GIVEN EXERCISE
Work out how many lines of the listing hold the string "Ctrl", then answer with that number and nothing else.

====================

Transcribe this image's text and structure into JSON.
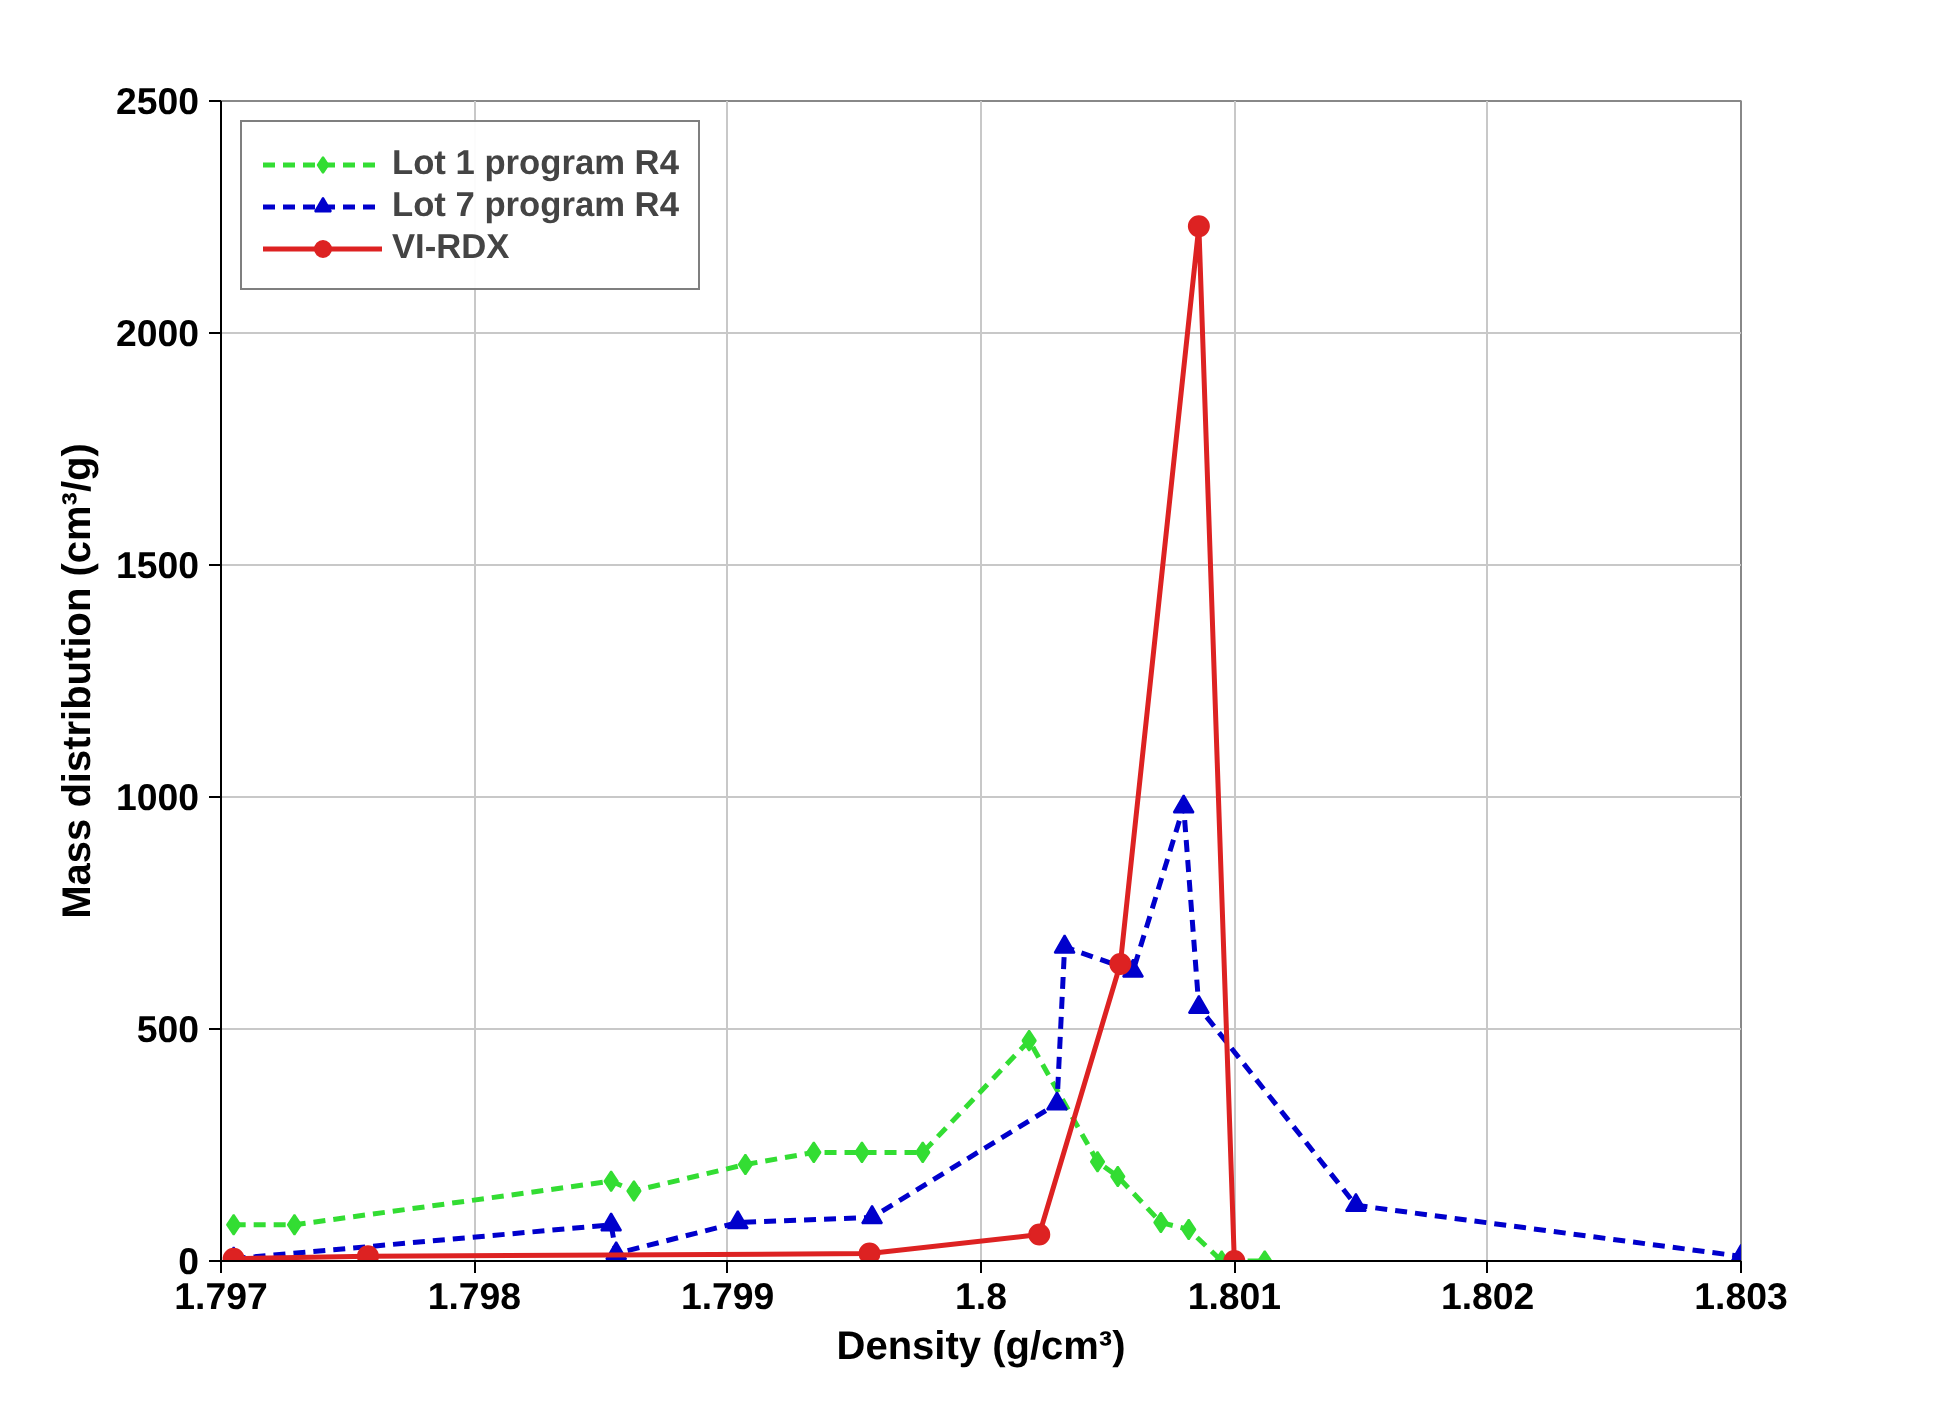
{
  "chart_data": {
    "type": "line",
    "xlabel": "Density (g/cm³)",
    "ylabel": "Mass distribution (cm³/g)",
    "xlim": [
      1.797,
      1.803
    ],
    "xticks": [
      1.797,
      1.798,
      1.799,
      1.8,
      1.801,
      1.802,
      1.803
    ],
    "ylim": [
      0,
      2500
    ],
    "yticks": [
      0,
      500,
      1000,
      1500,
      2000,
      2500
    ],
    "grid": true,
    "legend": "top left",
    "series": [
      {
        "name": "Lot 1 program R4",
        "color": "#33dd33",
        "marker": "diamond",
        "line_style": "dashed",
        "x": [
          1.79705,
          1.79729,
          1.79854,
          1.79863,
          1.79907,
          1.79934,
          1.79953,
          1.79977,
          1.80019,
          1.80046,
          1.80054,
          1.80071,
          1.80082,
          1.80095,
          1.80112
        ],
        "values": [
          78,
          78,
          172,
          151,
          208,
          234,
          234,
          234,
          475,
          214,
          182,
          83,
          68,
          0,
          0
        ]
      },
      {
        "name": "Lot 7 program R4",
        "color": "#0000cc",
        "marker": "triangle",
        "line_style": "dashed",
        "x": [
          1.79705,
          1.79854,
          1.79856,
          1.79904,
          1.79957,
          1.8003,
          1.80033,
          1.8006,
          1.8008,
          1.80086,
          1.80148,
          1.803
        ],
        "values": [
          5,
          78,
          16,
          83,
          94,
          339,
          677,
          625,
          979,
          547,
          120,
          10
        ]
      },
      {
        "name": "VI-RDX",
        "color": "#dd2222",
        "marker": "circle",
        "line_style": "solid",
        "x": [
          1.79705,
          1.79758,
          1.79956,
          1.80023,
          1.80055,
          1.80086,
          1.801
        ],
        "values": [
          5,
          10,
          16,
          57,
          640,
          2230,
          0
        ]
      }
    ]
  }
}
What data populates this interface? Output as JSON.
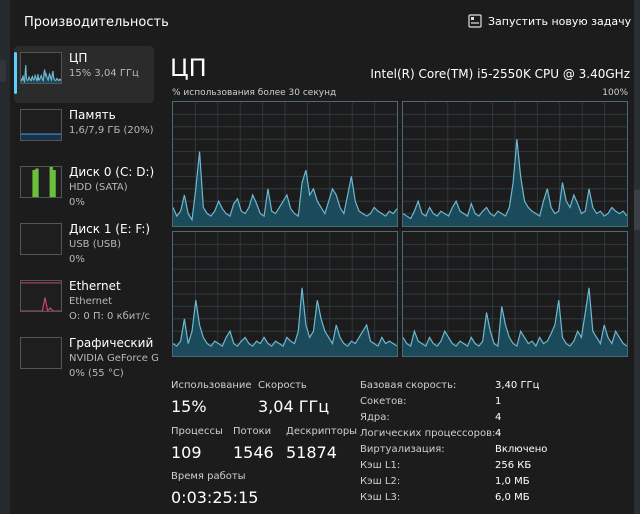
{
  "header": {
    "title": "Производительность",
    "run_task_label": "Запустить новую задачу",
    "run_task_icon": "run-task-icon"
  },
  "sidebar": {
    "items": [
      {
        "name": "ЦП",
        "sub1": "15% 3,04 ГГц",
        "sub2": "",
        "active": true
      },
      {
        "name": "Память",
        "sub1": "1,6/7,9 ГБ (20%)",
        "sub2": "",
        "active": false
      },
      {
        "name": "Диск 0 (C: D:)",
        "sub1": "HDD (SATA)",
        "sub2": "0%",
        "active": false
      },
      {
        "name": "Диск 1 (E: F:)",
        "sub1": "USB (USB)",
        "sub2": "0%",
        "active": false
      },
      {
        "name": "Ethernet",
        "sub1": "Ethernet",
        "sub2": "О: 0 П: 0 кбит/с",
        "active": false
      },
      {
        "name": "Графический",
        "sub1": "NVIDIA GeForce G",
        "sub2": "0% (55 °C)",
        "active": false
      }
    ]
  },
  "main": {
    "title": "ЦП",
    "model": "Intel(R) Core(TM) i5-2550K CPU @ 3.40GHz",
    "graph_label": "% использования более 30 секунд",
    "graph_max": "100%"
  },
  "stats": {
    "usage_label": "Использование",
    "usage_value": "15%",
    "speed_label": "Скорость",
    "speed_value": "3,04 ГГц",
    "processes_label": "Процессы",
    "processes_value": "109",
    "threads_label": "Потоки",
    "threads_value": "1546",
    "handles_label": "Дескрипторы",
    "handles_value": "51874",
    "uptime_label": "Время работы",
    "uptime_value": "0:03:25:15"
  },
  "specs": [
    {
      "label": "Базовая скорость:",
      "value": "3,40 ГГц"
    },
    {
      "label": "Сокетов:",
      "value": "1"
    },
    {
      "label": "Ядра:",
      "value": "4"
    },
    {
      "label": "Логических процессоров:",
      "value": "4"
    },
    {
      "label": "Виртуализация:",
      "value": "Включено"
    },
    {
      "label": "Кэш L1:",
      "value": "256 КБ"
    },
    {
      "label": "Кэш L2:",
      "value": "1,0 МБ"
    },
    {
      "label": "Кэш L3:",
      "value": "6,0 МБ"
    }
  ],
  "colors": {
    "accent": "#60cdff",
    "cpu_line": "#6fb8cf",
    "cpu_fill": "#1b4a5a",
    "memory_line": "#4a90c8",
    "disk_fill": "#6bbf3a",
    "ethernet_line": "#c04a78"
  },
  "graphs": {
    "cpu_cores": [
      [
        15,
        8,
        12,
        25,
        10,
        5,
        30,
        60,
        15,
        10,
        8,
        12,
        20,
        14,
        10,
        8,
        18,
        22,
        12,
        10,
        15,
        25,
        18,
        10,
        8,
        30,
        12,
        10,
        15,
        20,
        25,
        14,
        10,
        8,
        35,
        45,
        25,
        30,
        20,
        15,
        10,
        20,
        30,
        25,
        15,
        10,
        25,
        40,
        20,
        12,
        10,
        8,
        10,
        15,
        12,
        10,
        8,
        12,
        10,
        14
      ],
      [
        10,
        8,
        6,
        12,
        20,
        10,
        8,
        15,
        10,
        8,
        12,
        10,
        8,
        15,
        20,
        12,
        10,
        8,
        18,
        10,
        8,
        12,
        15,
        10,
        8,
        12,
        10,
        8,
        15,
        35,
        70,
        40,
        20,
        15,
        12,
        10,
        8,
        20,
        30,
        15,
        10,
        12,
        35,
        20,
        15,
        25,
        18,
        10,
        12,
        30,
        15,
        10,
        12,
        8,
        10,
        15,
        12,
        10,
        12,
        8
      ],
      [
        10,
        8,
        12,
        30,
        10,
        20,
        45,
        25,
        15,
        10,
        8,
        12,
        10,
        8,
        15,
        20,
        10,
        8,
        12,
        15,
        10,
        8,
        12,
        10,
        15,
        10,
        8,
        12,
        10,
        8,
        15,
        12,
        10,
        20,
        55,
        25,
        15,
        20,
        45,
        30,
        20,
        15,
        10,
        25,
        15,
        10,
        8,
        12,
        10,
        15,
        20,
        25,
        12,
        10,
        8,
        15,
        10,
        12,
        10,
        8
      ],
      [
        15,
        10,
        8,
        20,
        12,
        10,
        8,
        15,
        10,
        8,
        12,
        20,
        15,
        10,
        8,
        12,
        10,
        8,
        15,
        10,
        8,
        12,
        35,
        20,
        10,
        8,
        40,
        25,
        15,
        10,
        8,
        20,
        15,
        10,
        12,
        8,
        15,
        10,
        12,
        18,
        25,
        45,
        15,
        10,
        8,
        12,
        20,
        15,
        35,
        55,
        20,
        15,
        10,
        25,
        15,
        10,
        20,
        15,
        10,
        8
      ]
    ],
    "memory": [
      20,
      20,
      20,
      20,
      20,
      20,
      20,
      20,
      20,
      20,
      20,
      20
    ],
    "disk0": [
      0,
      0,
      0,
      0,
      90,
      95,
      0,
      0,
      0,
      0,
      100,
      90,
      0,
      0
    ],
    "ethernet": [
      0,
      0,
      0,
      0,
      0,
      0,
      0,
      0,
      0,
      45,
      0,
      10,
      0,
      0,
      0,
      0
    ]
  }
}
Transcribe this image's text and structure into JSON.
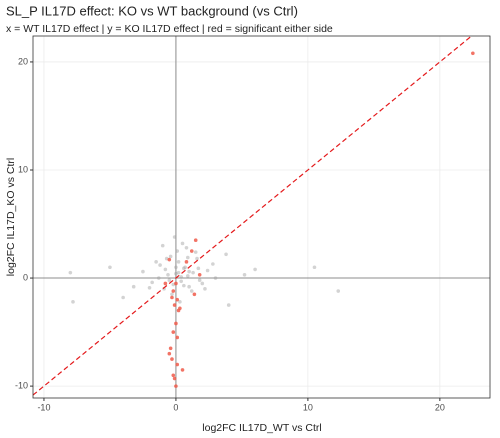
{
  "chart_data": {
    "type": "scatter",
    "title": "SL_P IL17D effect: KO vs WT background (vs Ctrl)",
    "subtitle": "x = WT IL17D effect | y = KO IL17D effect | red = significant either side",
    "x_label": "log2FC IL17D_WT vs Ctrl",
    "y_label": "log2FC IL17D_KO vs Ctrl",
    "xlim": [
      -10.83,
      23.8
    ],
    "ylim": [
      -11.1,
      22.4
    ],
    "xticks": [
      -10,
      0,
      10,
      20
    ],
    "yticks": [
      -10,
      0,
      10,
      20
    ],
    "grid": true,
    "zero_lines": true,
    "identity_line": true,
    "identity_color": "#e41a1c",
    "series": [
      {
        "color": "#9e9e9e",
        "opacity": 0.45,
        "x": [
          -7.8,
          -8.0,
          -5.0,
          -3.2,
          12.3,
          10.5,
          6.0,
          4.0,
          3.8,
          -2.5,
          -1.8,
          -1.2,
          -0.9,
          -0.6,
          -0.4,
          -0.2,
          0.0,
          0.2,
          0.4,
          0.6,
          0.8,
          1.0,
          1.3,
          1.6,
          2.0,
          2.4,
          2.8,
          -1.5,
          -0.8,
          -0.3,
          0.1,
          0.5,
          0.9,
          1.2,
          1.8,
          -2.0,
          -1.0,
          0.3,
          0.7,
          1.5,
          -0.5,
          0.0,
          0.4,
          2.2,
          3.0,
          -1.3,
          0.6,
          1.0,
          -0.7,
          0.2,
          1.7,
          -0.1,
          0.9,
          5.2,
          -4.0
        ],
        "values": [
          -2.2,
          0.5,
          1.0,
          -0.8,
          -1.2,
          1.0,
          0.8,
          -2.5,
          2.2,
          0.6,
          -0.4,
          1.2,
          -1.0,
          0.3,
          2.0,
          -0.6,
          0.4,
          1.5,
          -0.3,
          0.9,
          2.8,
          -0.8,
          0.5,
          1.8,
          -0.5,
          0.7,
          1.3,
          1.5,
          0.8,
          -1.5,
          2.5,
          3.2,
          0.2,
          -1.2,
          -0.2,
          -0.9,
          3.0,
          -2.2,
          1.0,
          2.4,
          -0.2,
          1.0,
          0.1,
          -1.0,
          0.0,
          0.0,
          -0.7,
          0.6,
          1.8,
          0.5,
          0.9,
          3.8,
          1.9,
          0.3,
          -1.8
        ]
      },
      {
        "color": "#f05a4a",
        "opacity": 0.85,
        "x": [
          22.5,
          0.0,
          -0.2,
          0.1,
          -0.1,
          0.2,
          0.0,
          -0.2,
          0.1,
          -0.5,
          -0.3,
          0.1,
          -0.2,
          -0.1,
          0.5,
          -0.4,
          0.0,
          1.5,
          1.2,
          -0.5,
          0.8,
          1.4,
          1.8,
          -0.8,
          -0.3,
          0.3
        ],
        "values": [
          20.8,
          -0.5,
          -1.2,
          -2.0,
          -2.5,
          -3.0,
          -4.2,
          -5.0,
          -5.5,
          -7.0,
          -7.5,
          -8.0,
          -9.0,
          -9.3,
          -8.5,
          -6.5,
          -10.0,
          3.5,
          2.5,
          1.7,
          1.5,
          -1.5,
          0.3,
          -0.5,
          -1.8,
          -2.8
        ]
      }
    ]
  }
}
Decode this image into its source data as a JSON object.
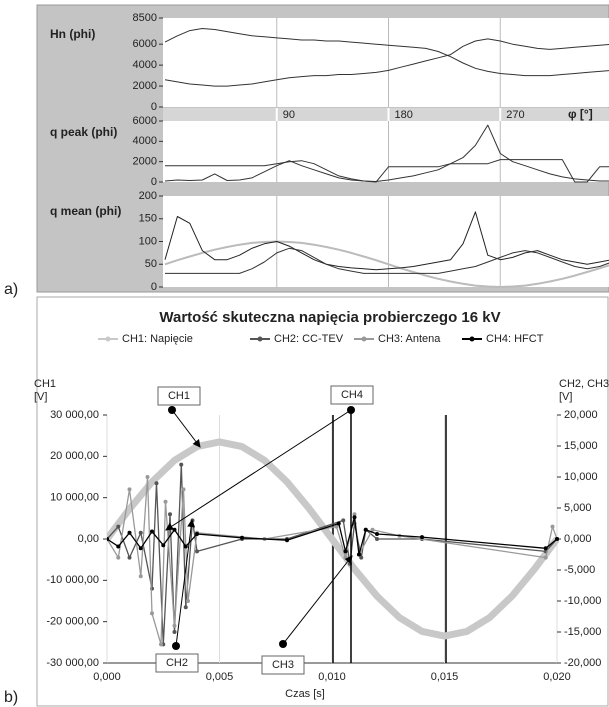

====================

ANSWER TO THIS PROBLEM
3